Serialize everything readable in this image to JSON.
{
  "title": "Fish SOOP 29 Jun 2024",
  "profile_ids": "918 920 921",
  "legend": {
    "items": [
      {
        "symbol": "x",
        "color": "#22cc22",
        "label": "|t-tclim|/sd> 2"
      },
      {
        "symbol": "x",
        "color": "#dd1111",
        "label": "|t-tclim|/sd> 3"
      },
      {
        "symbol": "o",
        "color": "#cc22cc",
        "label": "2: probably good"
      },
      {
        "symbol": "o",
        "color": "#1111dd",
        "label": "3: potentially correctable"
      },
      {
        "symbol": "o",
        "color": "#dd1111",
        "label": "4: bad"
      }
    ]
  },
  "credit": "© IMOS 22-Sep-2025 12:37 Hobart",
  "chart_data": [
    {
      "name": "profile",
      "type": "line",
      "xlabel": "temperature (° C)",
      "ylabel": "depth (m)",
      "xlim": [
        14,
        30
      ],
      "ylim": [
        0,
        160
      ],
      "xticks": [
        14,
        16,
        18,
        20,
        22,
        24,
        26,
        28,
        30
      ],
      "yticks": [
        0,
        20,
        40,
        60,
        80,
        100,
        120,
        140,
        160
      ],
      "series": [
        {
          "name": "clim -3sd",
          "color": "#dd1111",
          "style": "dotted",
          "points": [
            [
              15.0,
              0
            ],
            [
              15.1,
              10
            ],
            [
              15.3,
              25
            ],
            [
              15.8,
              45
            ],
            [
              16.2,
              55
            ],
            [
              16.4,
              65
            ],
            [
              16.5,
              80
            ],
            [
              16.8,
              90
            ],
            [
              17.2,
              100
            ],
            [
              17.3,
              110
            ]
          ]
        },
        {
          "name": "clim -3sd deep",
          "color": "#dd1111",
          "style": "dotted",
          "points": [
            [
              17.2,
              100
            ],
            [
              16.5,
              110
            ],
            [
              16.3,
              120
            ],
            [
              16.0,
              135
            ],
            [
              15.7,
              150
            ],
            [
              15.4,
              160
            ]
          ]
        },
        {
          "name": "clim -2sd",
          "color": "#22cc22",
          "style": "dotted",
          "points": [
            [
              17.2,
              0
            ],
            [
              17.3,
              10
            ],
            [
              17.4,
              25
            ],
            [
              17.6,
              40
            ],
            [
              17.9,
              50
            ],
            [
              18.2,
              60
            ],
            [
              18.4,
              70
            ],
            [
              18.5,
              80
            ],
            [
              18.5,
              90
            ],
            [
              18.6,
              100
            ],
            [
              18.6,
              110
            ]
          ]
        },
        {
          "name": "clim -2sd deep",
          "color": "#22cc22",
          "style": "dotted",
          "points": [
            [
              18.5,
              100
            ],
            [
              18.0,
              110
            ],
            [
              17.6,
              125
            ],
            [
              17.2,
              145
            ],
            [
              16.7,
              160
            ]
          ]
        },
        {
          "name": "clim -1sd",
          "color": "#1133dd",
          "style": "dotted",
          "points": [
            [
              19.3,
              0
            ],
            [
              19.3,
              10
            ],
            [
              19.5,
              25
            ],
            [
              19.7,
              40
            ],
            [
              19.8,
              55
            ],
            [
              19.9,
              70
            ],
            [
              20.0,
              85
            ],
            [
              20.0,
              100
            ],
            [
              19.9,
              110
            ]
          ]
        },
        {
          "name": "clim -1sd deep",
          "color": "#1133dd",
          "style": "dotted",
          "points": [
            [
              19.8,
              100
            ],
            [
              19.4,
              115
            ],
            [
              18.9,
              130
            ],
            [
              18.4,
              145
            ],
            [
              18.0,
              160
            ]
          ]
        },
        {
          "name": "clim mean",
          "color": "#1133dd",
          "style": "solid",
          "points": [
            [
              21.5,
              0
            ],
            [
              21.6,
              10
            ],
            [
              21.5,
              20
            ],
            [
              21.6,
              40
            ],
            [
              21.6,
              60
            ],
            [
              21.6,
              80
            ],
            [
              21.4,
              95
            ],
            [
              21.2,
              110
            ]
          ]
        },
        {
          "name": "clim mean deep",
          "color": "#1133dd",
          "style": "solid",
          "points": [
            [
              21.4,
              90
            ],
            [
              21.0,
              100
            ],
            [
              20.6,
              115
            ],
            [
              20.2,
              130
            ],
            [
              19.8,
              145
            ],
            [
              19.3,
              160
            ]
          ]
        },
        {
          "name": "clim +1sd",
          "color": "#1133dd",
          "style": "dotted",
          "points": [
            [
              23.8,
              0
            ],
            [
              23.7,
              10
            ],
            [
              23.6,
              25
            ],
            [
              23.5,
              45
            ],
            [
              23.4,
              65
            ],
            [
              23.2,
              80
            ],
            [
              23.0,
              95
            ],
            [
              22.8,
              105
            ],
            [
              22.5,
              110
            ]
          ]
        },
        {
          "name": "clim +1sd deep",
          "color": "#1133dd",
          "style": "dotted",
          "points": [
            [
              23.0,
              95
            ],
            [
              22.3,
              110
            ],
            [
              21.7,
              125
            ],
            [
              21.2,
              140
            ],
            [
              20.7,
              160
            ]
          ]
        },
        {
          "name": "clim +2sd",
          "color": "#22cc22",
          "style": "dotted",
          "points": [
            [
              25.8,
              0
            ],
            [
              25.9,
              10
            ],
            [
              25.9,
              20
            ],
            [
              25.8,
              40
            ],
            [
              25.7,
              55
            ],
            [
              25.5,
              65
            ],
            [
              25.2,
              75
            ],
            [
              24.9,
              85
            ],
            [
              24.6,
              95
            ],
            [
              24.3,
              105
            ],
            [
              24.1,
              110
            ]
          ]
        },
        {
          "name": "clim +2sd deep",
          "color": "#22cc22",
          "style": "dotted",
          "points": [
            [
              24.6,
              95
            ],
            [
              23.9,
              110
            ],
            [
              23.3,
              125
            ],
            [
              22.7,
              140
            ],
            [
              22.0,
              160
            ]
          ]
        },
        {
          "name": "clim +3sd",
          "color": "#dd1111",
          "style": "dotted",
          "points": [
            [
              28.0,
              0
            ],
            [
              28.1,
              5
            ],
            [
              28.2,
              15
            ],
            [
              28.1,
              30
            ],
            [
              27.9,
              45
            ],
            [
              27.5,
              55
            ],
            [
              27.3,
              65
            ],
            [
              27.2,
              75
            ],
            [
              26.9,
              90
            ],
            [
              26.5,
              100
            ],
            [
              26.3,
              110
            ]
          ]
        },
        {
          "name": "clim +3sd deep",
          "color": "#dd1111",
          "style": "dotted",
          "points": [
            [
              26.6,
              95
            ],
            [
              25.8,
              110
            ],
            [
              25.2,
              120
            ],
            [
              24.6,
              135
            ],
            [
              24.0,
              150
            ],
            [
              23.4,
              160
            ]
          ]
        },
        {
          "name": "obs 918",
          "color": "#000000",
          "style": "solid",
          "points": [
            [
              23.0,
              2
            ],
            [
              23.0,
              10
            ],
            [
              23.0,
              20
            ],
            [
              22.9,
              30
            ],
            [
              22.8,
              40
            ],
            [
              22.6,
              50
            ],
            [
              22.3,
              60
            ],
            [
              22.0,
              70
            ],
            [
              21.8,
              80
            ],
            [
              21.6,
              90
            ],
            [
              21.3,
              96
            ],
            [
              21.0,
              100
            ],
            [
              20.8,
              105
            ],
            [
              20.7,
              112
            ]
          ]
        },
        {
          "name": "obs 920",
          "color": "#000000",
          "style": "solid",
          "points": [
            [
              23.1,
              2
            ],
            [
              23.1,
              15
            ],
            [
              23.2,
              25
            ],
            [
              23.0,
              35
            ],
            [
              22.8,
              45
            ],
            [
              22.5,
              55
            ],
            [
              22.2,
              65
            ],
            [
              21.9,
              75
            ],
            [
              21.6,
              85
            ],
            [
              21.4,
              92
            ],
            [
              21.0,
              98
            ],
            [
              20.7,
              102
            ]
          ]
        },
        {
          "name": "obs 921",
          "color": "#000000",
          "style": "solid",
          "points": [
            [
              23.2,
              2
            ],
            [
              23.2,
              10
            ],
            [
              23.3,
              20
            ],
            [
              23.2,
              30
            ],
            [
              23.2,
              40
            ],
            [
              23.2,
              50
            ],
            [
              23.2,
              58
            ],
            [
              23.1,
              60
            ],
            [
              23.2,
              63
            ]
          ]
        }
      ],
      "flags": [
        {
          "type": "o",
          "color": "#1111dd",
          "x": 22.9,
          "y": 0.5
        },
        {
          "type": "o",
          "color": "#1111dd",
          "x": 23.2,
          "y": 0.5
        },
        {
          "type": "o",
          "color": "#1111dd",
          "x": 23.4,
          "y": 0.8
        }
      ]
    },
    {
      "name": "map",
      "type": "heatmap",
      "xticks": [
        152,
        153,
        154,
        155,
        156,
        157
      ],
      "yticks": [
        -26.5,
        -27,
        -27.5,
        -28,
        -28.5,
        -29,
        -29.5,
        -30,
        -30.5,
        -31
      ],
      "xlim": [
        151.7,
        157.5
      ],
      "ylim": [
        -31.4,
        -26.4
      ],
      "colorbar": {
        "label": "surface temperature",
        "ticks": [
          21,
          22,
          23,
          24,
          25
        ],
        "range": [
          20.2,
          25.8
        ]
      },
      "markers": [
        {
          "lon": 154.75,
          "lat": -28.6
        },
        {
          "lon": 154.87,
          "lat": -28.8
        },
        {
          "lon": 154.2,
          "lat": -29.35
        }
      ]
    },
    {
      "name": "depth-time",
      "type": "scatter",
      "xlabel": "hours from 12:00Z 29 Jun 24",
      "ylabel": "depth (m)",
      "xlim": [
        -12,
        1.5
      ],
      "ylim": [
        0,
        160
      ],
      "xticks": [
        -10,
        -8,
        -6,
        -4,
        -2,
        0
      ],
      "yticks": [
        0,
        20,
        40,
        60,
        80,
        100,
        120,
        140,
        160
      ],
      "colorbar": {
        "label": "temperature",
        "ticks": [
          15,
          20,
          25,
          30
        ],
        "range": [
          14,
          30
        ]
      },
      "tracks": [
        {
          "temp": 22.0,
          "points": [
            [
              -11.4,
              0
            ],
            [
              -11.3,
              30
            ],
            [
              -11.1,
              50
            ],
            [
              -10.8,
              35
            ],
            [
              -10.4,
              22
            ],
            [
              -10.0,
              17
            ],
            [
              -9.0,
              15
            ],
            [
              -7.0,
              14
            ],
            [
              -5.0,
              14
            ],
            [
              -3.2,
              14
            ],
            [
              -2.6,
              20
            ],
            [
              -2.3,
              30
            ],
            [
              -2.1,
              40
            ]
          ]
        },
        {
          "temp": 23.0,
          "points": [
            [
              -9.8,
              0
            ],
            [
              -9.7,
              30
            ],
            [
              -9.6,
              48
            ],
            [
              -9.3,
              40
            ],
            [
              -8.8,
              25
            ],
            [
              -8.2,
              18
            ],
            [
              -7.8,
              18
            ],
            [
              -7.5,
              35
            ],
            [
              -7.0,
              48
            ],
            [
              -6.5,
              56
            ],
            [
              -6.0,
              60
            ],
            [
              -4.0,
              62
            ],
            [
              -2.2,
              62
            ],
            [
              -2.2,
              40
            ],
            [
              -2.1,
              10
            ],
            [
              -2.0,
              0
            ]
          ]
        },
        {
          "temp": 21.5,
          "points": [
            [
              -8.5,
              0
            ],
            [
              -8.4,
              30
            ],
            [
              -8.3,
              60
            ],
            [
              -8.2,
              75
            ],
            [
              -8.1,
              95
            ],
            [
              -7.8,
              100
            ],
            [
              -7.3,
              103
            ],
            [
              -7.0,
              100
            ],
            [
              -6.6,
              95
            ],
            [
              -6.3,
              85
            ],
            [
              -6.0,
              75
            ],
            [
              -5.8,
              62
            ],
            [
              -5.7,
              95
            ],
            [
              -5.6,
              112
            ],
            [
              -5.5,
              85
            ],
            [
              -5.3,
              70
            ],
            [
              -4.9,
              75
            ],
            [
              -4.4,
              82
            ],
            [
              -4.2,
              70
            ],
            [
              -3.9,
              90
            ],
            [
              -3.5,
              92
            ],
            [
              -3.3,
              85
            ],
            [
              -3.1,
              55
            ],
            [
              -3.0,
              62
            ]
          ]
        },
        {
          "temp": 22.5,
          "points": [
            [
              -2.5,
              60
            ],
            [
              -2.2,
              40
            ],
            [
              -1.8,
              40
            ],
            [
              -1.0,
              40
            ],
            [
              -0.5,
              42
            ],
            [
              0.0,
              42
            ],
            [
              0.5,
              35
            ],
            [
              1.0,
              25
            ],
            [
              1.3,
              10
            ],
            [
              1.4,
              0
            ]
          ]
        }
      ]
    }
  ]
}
▬▬▬▬▬▬▬▬▬▬
» **SHORT EXERCISE**:
Return from the data every line that holds "xlabel".

» **EXERCISE RESULT**:
      "xlabel": "temperature (° C)",
      "xlabel": "hours from 12:00Z 29 Jun 24",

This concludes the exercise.